▶ _Set exercise_:
From the entries that follow, pick out all lines holding "speed".

>> BEGIN Supplied data

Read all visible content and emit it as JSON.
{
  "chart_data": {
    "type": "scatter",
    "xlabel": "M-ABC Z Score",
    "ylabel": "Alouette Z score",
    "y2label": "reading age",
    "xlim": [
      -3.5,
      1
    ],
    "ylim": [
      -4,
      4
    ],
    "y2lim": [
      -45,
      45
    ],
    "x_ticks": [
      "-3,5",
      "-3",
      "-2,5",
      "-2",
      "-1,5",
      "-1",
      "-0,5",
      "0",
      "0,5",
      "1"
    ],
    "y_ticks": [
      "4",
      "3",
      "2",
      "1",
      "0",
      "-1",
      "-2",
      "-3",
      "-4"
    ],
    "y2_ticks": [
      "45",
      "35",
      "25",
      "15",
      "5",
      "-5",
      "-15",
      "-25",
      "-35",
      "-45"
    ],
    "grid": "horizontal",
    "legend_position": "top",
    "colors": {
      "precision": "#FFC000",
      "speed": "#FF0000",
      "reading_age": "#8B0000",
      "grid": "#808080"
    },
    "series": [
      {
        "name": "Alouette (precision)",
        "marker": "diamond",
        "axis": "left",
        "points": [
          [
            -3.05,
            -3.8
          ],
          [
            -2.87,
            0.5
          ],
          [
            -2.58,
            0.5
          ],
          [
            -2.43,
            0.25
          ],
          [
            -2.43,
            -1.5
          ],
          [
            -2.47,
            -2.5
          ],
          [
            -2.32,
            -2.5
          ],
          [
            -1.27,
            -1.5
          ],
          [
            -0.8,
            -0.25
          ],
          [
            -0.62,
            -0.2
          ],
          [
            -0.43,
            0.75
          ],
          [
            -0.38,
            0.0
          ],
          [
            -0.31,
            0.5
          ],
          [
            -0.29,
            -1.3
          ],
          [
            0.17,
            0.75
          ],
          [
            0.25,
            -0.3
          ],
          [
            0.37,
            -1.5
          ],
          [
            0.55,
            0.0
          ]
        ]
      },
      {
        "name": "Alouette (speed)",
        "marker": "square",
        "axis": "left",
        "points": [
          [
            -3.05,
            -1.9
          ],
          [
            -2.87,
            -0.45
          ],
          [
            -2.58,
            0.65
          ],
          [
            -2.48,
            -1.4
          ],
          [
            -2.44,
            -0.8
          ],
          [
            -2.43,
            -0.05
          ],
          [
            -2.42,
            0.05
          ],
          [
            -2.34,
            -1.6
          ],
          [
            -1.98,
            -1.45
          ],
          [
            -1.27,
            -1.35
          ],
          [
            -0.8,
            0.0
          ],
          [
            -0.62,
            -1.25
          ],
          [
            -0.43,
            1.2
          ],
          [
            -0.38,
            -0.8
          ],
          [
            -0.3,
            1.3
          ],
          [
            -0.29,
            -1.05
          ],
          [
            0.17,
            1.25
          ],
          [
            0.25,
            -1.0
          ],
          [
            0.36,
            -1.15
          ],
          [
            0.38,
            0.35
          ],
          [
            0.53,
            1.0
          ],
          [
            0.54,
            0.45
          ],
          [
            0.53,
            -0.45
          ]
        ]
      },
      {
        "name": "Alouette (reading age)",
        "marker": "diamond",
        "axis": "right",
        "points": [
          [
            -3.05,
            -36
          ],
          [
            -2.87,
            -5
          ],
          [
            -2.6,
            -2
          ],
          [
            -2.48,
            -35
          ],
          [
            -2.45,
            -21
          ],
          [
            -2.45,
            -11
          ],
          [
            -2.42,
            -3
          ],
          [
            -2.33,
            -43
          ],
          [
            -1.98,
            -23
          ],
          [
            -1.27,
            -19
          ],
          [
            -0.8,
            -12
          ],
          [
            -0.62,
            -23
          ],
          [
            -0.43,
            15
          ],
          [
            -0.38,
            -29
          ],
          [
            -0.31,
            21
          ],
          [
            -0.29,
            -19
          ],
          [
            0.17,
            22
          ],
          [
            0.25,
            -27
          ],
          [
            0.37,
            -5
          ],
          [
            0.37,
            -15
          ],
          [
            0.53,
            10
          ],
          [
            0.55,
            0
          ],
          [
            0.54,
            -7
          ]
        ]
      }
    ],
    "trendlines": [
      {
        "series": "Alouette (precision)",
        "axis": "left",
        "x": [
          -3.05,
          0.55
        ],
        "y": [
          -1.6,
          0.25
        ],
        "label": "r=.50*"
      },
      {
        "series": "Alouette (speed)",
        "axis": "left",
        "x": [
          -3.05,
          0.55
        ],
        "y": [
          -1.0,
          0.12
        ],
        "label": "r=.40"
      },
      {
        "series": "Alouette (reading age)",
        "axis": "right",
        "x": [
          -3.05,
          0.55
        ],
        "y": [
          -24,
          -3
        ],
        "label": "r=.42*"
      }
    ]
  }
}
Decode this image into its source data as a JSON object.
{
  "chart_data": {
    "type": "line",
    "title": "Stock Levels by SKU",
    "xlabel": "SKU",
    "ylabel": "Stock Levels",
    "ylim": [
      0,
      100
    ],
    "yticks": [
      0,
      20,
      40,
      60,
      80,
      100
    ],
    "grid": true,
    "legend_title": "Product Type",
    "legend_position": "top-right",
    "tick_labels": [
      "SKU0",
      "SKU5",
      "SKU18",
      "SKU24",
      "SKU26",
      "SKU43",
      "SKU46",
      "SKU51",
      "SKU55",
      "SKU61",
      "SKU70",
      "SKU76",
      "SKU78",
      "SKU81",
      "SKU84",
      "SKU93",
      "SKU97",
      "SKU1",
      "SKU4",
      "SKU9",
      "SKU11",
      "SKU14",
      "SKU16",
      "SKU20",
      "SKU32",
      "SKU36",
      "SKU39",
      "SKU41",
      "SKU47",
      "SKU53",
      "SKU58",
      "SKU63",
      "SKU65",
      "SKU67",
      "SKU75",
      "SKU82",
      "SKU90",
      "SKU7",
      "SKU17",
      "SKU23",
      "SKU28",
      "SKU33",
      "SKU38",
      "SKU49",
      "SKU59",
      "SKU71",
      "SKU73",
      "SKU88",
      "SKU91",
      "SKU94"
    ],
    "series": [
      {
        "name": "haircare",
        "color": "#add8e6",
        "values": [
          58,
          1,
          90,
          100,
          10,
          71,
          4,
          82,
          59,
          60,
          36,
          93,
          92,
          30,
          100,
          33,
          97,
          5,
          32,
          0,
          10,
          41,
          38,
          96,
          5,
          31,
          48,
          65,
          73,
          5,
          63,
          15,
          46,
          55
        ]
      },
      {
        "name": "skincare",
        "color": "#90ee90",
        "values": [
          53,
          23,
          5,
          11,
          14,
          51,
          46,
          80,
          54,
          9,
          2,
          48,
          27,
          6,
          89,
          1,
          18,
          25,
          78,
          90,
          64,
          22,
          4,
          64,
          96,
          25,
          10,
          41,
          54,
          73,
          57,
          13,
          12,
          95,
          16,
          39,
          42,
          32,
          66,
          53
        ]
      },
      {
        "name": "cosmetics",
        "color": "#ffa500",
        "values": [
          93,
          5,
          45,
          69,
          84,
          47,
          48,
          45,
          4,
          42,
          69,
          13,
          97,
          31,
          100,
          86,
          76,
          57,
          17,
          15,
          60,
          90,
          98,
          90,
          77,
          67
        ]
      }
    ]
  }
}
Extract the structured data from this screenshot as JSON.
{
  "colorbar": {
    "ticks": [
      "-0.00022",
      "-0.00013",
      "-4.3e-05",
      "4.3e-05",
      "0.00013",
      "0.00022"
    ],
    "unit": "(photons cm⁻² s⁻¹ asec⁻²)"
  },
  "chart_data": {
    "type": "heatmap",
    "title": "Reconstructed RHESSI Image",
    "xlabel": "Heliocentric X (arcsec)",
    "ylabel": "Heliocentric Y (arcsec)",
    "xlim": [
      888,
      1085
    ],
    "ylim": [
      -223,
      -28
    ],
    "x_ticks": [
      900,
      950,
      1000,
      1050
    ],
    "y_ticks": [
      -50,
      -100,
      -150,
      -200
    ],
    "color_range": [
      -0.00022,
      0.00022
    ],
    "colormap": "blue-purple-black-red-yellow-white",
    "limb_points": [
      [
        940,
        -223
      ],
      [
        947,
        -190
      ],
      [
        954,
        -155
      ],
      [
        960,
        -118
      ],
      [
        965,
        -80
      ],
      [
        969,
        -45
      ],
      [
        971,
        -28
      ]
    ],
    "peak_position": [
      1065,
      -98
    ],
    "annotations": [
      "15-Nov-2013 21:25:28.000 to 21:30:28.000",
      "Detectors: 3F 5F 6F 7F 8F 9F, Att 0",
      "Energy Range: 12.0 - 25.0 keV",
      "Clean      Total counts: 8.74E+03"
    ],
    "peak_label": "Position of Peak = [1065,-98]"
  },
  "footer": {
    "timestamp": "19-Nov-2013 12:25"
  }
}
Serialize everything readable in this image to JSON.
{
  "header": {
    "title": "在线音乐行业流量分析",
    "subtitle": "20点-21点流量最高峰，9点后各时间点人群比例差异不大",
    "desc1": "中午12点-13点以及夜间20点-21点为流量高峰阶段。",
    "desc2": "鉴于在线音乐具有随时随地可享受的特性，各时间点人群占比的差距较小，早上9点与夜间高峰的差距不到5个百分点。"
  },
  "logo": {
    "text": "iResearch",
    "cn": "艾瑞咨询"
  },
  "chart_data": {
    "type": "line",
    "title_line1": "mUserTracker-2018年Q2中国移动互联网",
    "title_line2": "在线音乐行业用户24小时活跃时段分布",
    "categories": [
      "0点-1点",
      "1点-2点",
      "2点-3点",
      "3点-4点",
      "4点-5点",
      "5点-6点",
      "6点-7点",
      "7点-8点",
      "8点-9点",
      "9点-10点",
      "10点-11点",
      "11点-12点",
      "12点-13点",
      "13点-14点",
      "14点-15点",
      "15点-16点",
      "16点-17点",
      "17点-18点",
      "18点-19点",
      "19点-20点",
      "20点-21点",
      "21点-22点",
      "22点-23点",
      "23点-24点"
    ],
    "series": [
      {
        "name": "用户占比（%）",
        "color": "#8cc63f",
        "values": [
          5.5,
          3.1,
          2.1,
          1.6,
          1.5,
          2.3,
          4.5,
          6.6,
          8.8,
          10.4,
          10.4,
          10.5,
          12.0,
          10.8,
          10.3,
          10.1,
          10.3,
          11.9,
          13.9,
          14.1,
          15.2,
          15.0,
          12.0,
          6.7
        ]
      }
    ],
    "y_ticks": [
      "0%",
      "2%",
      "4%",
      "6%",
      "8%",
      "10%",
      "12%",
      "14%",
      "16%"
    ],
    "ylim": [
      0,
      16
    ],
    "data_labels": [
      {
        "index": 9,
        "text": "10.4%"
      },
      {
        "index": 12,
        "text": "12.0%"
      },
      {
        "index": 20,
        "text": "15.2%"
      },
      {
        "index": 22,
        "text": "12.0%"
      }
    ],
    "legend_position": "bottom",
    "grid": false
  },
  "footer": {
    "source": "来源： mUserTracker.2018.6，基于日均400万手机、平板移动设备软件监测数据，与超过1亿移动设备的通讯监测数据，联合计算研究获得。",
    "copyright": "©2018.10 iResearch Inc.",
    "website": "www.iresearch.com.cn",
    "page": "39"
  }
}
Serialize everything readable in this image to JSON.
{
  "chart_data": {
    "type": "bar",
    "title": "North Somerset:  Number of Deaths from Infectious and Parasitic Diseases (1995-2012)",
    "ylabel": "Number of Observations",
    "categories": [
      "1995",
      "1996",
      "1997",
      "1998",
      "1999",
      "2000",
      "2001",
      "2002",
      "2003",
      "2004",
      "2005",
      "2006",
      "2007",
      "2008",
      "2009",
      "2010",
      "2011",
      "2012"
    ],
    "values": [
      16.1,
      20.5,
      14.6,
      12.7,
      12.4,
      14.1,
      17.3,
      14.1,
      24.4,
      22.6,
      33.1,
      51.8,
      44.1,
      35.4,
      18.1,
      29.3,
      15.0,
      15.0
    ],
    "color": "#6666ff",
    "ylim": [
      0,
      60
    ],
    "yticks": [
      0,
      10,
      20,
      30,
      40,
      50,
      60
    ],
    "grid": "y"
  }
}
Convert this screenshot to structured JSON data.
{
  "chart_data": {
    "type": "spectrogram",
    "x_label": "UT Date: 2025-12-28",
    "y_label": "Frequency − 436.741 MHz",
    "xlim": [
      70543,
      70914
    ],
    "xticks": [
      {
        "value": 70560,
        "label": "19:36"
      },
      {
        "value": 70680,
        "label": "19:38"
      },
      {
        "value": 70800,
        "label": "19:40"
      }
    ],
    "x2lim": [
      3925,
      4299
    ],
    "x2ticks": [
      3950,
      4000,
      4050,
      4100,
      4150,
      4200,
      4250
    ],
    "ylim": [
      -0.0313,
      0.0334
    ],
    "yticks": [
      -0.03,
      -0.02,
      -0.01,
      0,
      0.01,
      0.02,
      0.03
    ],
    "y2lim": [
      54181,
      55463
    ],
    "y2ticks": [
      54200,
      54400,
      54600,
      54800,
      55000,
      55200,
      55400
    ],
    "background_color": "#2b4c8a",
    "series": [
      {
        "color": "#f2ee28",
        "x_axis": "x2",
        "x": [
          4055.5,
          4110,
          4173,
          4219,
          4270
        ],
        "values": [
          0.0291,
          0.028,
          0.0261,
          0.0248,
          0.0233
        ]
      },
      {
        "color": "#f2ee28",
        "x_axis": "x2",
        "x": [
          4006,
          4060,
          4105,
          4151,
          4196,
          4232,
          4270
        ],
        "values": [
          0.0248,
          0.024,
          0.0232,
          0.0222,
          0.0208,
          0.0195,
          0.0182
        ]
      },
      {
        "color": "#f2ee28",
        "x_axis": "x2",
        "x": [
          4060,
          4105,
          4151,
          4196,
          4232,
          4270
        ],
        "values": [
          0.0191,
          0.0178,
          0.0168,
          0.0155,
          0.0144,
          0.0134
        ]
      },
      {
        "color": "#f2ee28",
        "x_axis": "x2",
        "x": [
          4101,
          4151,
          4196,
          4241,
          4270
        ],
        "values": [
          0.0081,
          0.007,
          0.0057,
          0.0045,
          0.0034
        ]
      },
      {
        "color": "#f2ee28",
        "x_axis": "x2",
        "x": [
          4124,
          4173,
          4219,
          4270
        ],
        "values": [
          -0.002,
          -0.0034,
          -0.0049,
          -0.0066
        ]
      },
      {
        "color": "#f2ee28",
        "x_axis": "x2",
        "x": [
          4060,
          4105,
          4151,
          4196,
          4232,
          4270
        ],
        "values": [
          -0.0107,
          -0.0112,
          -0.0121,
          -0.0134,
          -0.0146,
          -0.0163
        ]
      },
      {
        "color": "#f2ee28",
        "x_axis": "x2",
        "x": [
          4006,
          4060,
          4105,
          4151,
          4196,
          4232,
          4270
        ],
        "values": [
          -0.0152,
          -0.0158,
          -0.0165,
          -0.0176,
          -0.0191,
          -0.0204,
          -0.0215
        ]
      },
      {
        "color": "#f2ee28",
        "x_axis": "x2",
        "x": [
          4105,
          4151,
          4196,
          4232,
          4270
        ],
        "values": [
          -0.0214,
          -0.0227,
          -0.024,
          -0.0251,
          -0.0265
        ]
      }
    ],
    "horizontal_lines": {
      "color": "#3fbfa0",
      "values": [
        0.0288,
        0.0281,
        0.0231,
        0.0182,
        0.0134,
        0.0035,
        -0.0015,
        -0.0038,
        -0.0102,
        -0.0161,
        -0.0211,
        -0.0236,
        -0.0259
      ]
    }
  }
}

>> END Supplied data

▶ _Task result_:
      "speed": "#FF0000",
        "name": "Alouette (speed)",
        "series": "Alouette (speed)",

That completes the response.